**Problem to solve**
Review the material line by line. Identify and copy every line that contains the string "Total".

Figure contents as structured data

----

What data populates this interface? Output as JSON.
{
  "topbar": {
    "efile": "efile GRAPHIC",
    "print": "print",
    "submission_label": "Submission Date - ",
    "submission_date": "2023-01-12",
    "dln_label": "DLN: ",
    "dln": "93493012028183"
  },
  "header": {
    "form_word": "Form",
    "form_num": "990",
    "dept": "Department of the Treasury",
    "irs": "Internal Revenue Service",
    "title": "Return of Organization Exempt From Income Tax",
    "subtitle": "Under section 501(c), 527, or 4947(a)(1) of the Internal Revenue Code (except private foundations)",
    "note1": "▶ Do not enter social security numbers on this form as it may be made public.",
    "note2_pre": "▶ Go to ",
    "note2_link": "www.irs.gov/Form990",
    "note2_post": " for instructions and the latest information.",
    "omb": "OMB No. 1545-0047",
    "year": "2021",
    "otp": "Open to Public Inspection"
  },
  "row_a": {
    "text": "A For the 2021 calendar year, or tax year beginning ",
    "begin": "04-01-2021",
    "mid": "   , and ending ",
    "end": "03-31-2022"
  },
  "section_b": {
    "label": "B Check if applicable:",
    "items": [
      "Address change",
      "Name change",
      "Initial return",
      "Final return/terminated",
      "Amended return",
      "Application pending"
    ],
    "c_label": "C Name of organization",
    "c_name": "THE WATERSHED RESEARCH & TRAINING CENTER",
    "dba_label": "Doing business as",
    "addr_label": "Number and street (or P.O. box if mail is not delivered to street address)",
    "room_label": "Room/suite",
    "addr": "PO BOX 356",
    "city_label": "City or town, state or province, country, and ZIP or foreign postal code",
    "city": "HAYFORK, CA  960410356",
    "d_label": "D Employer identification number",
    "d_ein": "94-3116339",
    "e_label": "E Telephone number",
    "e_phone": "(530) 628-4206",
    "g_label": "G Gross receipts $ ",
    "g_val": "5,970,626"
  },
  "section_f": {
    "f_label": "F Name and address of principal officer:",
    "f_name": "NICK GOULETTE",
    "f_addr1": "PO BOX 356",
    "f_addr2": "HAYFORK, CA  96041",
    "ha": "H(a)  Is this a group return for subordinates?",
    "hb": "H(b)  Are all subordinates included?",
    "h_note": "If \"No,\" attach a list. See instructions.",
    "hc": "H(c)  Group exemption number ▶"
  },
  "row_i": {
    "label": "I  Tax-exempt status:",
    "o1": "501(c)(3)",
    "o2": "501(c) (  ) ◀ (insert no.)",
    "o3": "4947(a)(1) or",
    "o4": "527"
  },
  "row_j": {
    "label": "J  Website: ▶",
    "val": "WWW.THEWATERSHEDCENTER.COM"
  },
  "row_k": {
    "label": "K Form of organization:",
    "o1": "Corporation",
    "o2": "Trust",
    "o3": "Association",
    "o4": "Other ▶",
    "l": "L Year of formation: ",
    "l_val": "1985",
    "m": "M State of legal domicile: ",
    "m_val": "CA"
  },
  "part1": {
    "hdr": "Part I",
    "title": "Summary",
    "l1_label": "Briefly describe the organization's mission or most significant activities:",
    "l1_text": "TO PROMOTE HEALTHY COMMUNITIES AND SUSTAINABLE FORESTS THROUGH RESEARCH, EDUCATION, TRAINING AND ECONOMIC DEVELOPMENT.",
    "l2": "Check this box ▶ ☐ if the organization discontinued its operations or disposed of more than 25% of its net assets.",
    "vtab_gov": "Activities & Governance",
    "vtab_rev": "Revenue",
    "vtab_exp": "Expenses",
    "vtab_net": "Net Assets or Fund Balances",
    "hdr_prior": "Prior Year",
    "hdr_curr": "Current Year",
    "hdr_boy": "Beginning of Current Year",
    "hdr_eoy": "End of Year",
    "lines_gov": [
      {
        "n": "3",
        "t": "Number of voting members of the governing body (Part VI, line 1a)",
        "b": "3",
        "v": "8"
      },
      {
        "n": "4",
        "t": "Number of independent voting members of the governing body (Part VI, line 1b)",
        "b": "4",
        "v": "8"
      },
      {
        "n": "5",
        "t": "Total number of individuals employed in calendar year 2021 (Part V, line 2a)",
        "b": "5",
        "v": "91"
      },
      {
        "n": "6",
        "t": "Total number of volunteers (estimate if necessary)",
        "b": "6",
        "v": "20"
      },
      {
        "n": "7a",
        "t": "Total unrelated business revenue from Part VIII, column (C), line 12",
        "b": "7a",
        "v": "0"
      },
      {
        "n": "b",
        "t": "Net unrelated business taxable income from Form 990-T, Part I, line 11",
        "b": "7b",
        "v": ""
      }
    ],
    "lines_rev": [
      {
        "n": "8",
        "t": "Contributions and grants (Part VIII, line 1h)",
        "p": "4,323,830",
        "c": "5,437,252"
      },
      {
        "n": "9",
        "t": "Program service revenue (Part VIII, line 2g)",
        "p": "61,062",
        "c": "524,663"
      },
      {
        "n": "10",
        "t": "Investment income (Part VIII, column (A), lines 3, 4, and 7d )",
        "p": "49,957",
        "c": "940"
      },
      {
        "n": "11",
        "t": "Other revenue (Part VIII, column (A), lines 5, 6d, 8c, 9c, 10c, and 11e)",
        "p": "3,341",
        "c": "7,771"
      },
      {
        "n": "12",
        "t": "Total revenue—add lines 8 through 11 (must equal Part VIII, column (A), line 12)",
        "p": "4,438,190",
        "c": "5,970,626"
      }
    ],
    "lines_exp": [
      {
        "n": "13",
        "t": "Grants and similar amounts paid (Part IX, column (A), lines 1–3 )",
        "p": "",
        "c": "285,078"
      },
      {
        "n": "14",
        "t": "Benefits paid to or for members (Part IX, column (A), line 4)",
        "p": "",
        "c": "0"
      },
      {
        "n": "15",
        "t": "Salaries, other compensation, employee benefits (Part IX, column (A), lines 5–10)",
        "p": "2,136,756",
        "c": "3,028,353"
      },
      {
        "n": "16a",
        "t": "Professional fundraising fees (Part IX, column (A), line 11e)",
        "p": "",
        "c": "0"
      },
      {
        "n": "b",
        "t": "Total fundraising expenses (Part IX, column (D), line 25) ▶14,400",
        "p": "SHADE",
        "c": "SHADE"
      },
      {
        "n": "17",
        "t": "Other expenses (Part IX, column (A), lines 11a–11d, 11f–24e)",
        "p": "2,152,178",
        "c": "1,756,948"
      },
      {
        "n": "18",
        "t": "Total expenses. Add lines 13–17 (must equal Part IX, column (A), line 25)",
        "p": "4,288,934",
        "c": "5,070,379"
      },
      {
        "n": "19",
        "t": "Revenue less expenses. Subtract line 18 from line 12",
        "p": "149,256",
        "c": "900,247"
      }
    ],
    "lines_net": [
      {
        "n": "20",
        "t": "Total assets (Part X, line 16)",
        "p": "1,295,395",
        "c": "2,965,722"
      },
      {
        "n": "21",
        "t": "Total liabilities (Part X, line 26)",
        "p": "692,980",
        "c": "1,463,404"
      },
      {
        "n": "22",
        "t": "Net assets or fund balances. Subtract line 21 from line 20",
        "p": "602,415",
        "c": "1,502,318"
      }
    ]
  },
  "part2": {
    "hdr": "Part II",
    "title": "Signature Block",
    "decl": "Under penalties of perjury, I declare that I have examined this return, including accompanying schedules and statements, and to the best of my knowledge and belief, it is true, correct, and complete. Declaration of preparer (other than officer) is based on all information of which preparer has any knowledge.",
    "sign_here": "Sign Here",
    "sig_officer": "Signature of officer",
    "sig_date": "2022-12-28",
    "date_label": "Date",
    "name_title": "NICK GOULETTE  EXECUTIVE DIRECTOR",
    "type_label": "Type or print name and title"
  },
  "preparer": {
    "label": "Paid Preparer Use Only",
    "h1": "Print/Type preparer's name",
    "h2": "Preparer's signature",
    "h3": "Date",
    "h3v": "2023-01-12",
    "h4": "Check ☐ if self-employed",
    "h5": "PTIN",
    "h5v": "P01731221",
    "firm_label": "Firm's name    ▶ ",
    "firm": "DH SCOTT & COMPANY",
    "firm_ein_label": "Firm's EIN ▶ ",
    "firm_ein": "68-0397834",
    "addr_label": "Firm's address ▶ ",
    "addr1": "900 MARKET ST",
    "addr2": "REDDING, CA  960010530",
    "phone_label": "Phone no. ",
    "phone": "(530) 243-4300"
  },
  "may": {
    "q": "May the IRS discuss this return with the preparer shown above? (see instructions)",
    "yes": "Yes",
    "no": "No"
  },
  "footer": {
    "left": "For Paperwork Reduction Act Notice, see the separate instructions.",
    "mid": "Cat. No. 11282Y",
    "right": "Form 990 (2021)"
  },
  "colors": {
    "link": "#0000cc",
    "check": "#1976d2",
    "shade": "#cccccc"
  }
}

----

**Written response**
        "t": "Total number of individuals employed in calendar year 2021 (Part V, line 2a)",
        "t": "Total number of volunteers (estimate if necessary)",
        "t": "Total unrelated business revenue from Part VIII, column (C), line 12",
        "t": "Total revenue—add lines 8 through 11 (must equal Part VIII, column (A), line 12)",
        "t": "Total fundraising expenses (Part IX, column (D), line 25) ▶14,400",
        "t": "Total expenses. Add lines 13–17 (must equal Part IX, column (A), line 25)",
        "t": "Total assets (Part X, line 16)",
        "t": "Total liabilities (Part X, line 26)",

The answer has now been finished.